Request: Copy out all lines with the word "Emotions" in them.

:::

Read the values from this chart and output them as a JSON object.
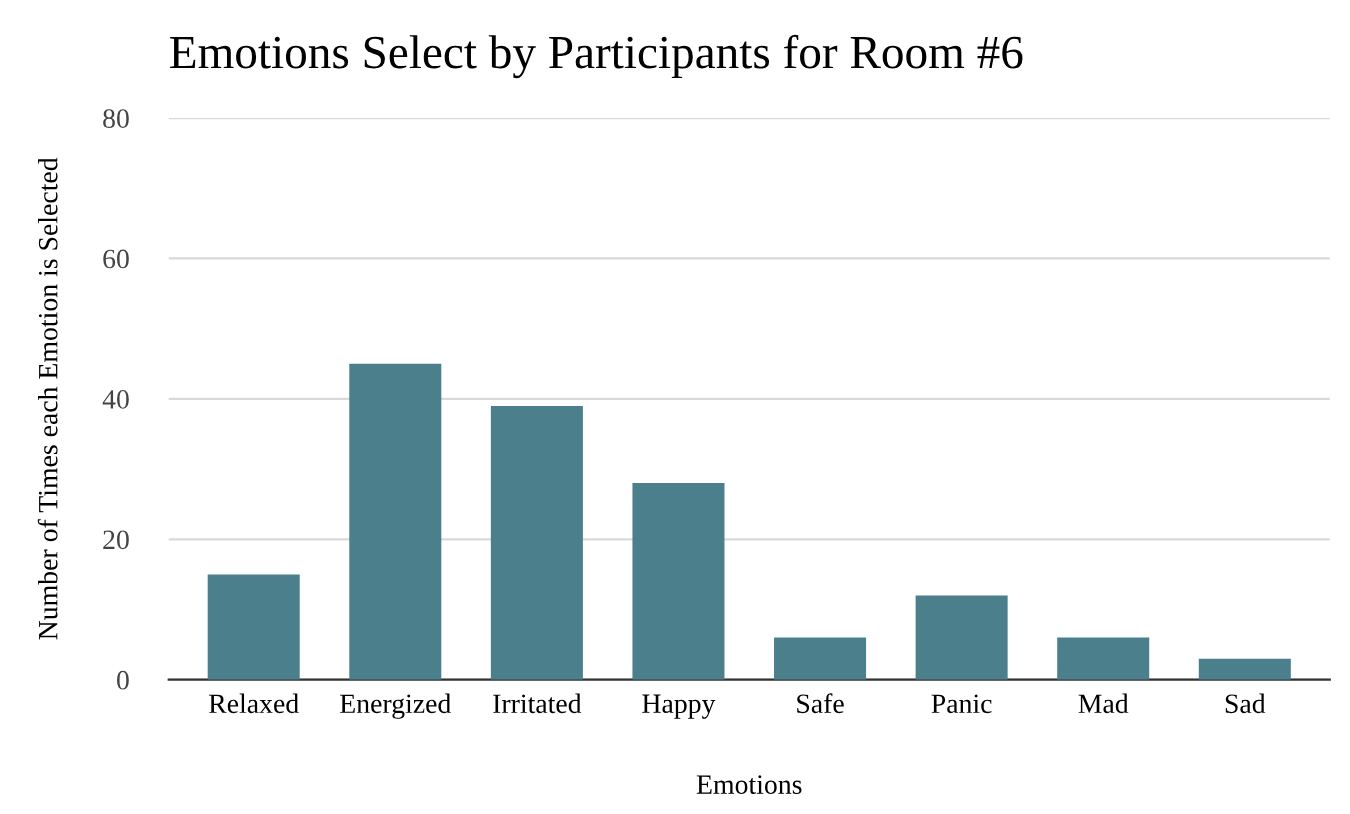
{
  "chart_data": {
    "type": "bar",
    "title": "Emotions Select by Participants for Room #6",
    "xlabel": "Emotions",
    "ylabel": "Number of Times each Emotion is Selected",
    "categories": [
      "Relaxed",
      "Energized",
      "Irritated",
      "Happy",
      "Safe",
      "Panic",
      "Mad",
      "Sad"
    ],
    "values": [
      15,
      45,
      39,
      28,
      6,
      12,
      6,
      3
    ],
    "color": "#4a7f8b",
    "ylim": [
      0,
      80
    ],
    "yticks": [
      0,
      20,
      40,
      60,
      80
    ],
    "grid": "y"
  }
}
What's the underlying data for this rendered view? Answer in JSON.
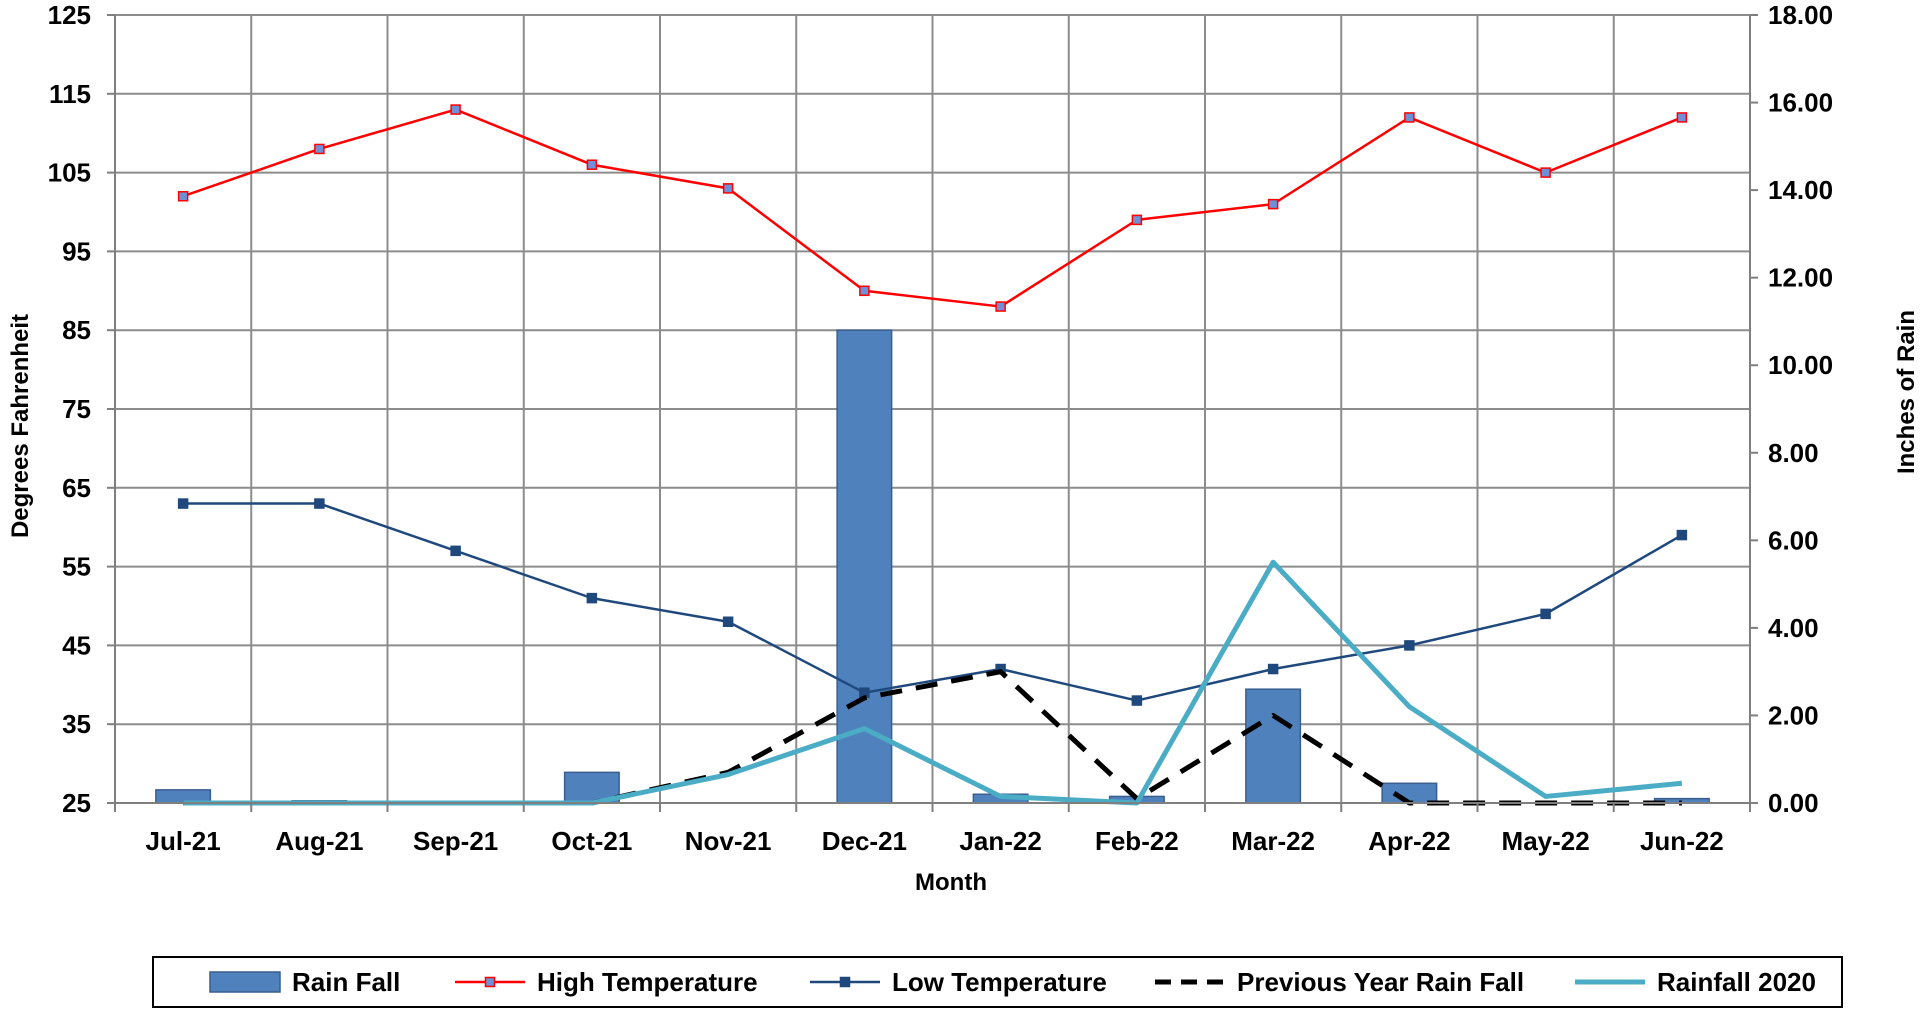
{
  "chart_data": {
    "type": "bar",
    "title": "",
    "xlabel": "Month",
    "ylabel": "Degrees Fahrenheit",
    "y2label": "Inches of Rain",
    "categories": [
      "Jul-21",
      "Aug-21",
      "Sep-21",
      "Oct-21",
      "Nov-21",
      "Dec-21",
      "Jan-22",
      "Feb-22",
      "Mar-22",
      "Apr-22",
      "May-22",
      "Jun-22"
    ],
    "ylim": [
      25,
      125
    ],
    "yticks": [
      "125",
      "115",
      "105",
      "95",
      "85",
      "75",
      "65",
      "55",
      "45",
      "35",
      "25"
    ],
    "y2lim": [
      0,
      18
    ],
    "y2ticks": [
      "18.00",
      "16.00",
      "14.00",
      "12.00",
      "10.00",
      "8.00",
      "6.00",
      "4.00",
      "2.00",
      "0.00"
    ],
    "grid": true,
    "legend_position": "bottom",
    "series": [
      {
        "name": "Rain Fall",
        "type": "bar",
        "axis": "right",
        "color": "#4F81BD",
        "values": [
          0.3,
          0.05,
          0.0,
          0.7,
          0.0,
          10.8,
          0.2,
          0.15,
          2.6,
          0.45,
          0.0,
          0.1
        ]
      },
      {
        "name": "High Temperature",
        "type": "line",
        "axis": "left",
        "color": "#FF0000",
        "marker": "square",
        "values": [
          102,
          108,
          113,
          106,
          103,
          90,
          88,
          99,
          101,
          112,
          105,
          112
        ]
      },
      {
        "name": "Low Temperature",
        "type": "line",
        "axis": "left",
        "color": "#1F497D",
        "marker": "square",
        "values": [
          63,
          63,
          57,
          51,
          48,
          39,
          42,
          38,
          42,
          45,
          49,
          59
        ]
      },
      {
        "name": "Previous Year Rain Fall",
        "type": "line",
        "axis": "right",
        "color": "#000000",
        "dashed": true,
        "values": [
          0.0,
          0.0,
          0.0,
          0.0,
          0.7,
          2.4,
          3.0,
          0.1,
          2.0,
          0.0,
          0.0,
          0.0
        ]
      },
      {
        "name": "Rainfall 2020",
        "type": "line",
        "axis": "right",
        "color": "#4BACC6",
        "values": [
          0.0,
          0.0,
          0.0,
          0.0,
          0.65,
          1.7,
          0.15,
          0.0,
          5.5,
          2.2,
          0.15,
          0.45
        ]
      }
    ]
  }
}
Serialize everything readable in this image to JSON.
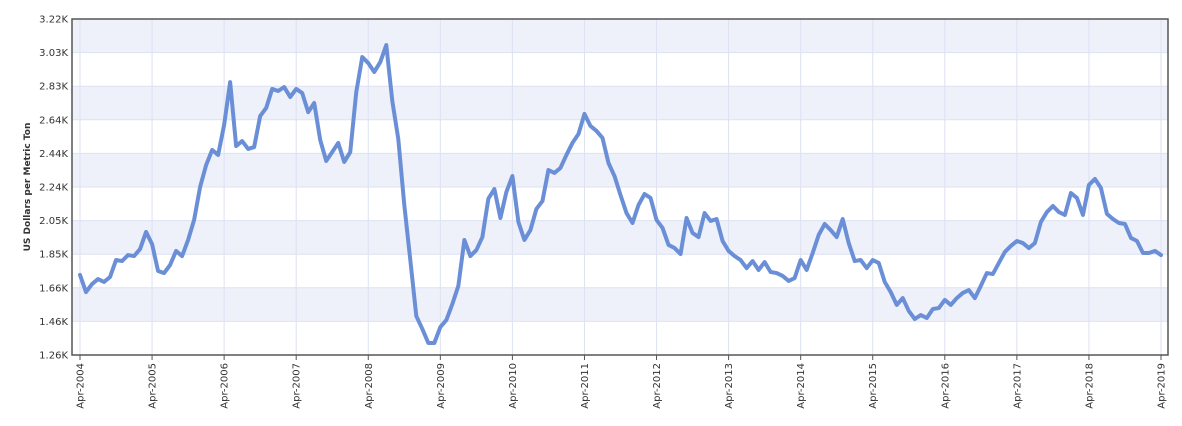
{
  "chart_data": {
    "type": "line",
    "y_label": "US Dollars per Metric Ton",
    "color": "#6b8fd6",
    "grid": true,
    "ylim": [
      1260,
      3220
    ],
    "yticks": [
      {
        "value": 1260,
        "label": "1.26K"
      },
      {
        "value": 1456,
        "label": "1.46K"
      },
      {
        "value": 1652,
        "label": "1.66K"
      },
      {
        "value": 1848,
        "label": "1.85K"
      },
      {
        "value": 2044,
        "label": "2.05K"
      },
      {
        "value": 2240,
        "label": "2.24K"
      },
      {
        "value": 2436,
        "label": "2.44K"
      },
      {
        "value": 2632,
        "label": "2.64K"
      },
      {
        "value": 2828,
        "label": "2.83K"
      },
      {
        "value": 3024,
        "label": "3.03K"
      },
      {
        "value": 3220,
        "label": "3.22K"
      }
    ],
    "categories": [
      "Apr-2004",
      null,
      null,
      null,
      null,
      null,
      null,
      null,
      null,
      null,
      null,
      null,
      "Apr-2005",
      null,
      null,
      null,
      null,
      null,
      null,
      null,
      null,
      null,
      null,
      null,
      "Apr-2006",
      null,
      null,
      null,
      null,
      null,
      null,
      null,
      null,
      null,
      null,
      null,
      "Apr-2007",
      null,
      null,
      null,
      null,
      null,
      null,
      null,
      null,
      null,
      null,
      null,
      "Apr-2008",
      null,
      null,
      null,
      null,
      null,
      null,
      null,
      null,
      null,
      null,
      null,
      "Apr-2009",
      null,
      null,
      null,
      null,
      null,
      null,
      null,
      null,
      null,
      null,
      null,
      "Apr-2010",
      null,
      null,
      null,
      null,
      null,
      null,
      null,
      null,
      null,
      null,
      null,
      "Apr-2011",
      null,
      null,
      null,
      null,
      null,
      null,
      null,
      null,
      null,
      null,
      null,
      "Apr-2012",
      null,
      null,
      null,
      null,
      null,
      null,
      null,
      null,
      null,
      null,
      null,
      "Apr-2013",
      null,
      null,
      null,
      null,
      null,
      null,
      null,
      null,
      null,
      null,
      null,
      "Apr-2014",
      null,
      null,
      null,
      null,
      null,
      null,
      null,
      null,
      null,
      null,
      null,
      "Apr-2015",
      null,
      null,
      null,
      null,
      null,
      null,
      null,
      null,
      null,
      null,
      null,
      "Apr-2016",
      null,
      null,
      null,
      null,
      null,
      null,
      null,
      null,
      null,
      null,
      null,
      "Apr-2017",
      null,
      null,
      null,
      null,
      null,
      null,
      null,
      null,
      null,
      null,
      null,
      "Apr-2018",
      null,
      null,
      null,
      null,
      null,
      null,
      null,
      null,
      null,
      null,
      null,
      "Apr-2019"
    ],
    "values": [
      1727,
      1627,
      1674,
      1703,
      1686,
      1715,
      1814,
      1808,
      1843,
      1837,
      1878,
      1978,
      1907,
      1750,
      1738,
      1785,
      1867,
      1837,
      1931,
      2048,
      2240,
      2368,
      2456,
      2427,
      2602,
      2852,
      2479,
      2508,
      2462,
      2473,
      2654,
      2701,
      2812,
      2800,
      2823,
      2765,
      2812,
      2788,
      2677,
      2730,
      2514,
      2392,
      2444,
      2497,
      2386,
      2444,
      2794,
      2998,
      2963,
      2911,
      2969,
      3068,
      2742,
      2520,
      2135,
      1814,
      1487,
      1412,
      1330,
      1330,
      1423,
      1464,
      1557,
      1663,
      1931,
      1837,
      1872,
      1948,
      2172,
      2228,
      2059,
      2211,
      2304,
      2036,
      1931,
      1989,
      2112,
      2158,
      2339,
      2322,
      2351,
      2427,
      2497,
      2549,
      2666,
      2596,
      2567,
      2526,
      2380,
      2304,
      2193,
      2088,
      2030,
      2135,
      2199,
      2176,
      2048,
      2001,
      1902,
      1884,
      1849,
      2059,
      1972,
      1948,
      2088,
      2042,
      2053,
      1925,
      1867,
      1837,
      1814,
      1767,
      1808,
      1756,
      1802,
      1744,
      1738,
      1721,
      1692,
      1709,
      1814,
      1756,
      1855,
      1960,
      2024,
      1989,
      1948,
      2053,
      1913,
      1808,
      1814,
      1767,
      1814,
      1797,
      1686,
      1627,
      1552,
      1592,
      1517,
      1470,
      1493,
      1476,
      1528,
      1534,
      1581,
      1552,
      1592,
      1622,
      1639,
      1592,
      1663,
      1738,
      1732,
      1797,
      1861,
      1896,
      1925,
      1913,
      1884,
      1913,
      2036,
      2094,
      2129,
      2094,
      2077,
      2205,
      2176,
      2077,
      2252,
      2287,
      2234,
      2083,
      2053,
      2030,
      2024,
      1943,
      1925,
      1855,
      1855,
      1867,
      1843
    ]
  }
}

:::

Right answer:
    "title": "Emotions Select by Participants for Room #6",
    "xlabel": "Emotions",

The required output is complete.